[Items from a figure collection]
⟨

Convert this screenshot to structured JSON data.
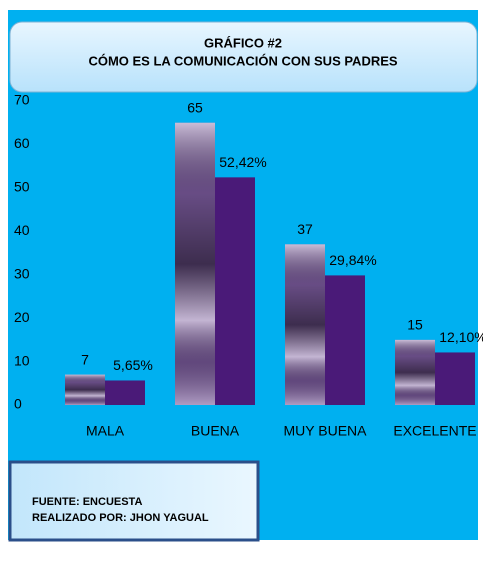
{
  "chart_data": {
    "type": "bar",
    "title": "GRÁFICO #2",
    "subtitle": "CÓMO ES LA COMUNICACIÓN CON SUS PADRES",
    "categories": [
      "MALA",
      "BUENA",
      "MUY BUENA",
      "EXCELENTE"
    ],
    "series": [
      {
        "color": "#7a5a9c",
        "values": [
          7,
          65,
          37,
          15
        ]
      },
      {
        "color": "#4a1a78",
        "values": [
          5.65,
          52.42,
          29.84,
          12.1
        ],
        "value_labels": [
          "5,65%",
          "52,42%",
          "29,84%",
          "12,10%"
        ]
      }
    ],
    "ylim": [
      0,
      70
    ],
    "yticks": [
      0,
      10,
      20,
      30,
      40,
      50,
      60,
      70
    ],
    "grid": false,
    "source": [
      "FUENTE: ENCUESTA",
      "REALIZADO POR:  JHON YAGUAL"
    ]
  }
}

⟩

TASK
Restate the whole listing above exactly, except for its images.

RESULT OF THE EXERCISE
Convert this screenshot to structured JSON data.
{
  "chart_data": {
    "type": "bar",
    "title": "GRÁFICO #2",
    "subtitle": "CÓMO ES LA COMUNICACIÓN CON SUS PADRES",
    "categories": [
      "MALA",
      "BUENA",
      "MUY BUENA",
      "EXCELENTE"
    ],
    "series": [
      {
        "color": "#7a5a9c",
        "values": [
          7,
          65,
          37,
          15
        ]
      },
      {
        "color": "#4a1a78",
        "values": [
          5.65,
          52.42,
          29.84,
          12.1
        ],
        "value_labels": [
          "5,65%",
          "52,42%",
          "29,84%",
          "12,10%"
        ]
      }
    ],
    "ylim": [
      0,
      70
    ],
    "yticks": [
      0,
      10,
      20,
      30,
      40,
      50,
      60,
      70
    ],
    "grid": false,
    "source": [
      "FUENTE: ENCUESTA",
      "REALIZADO POR:  JHON YAGUAL"
    ]
  }
}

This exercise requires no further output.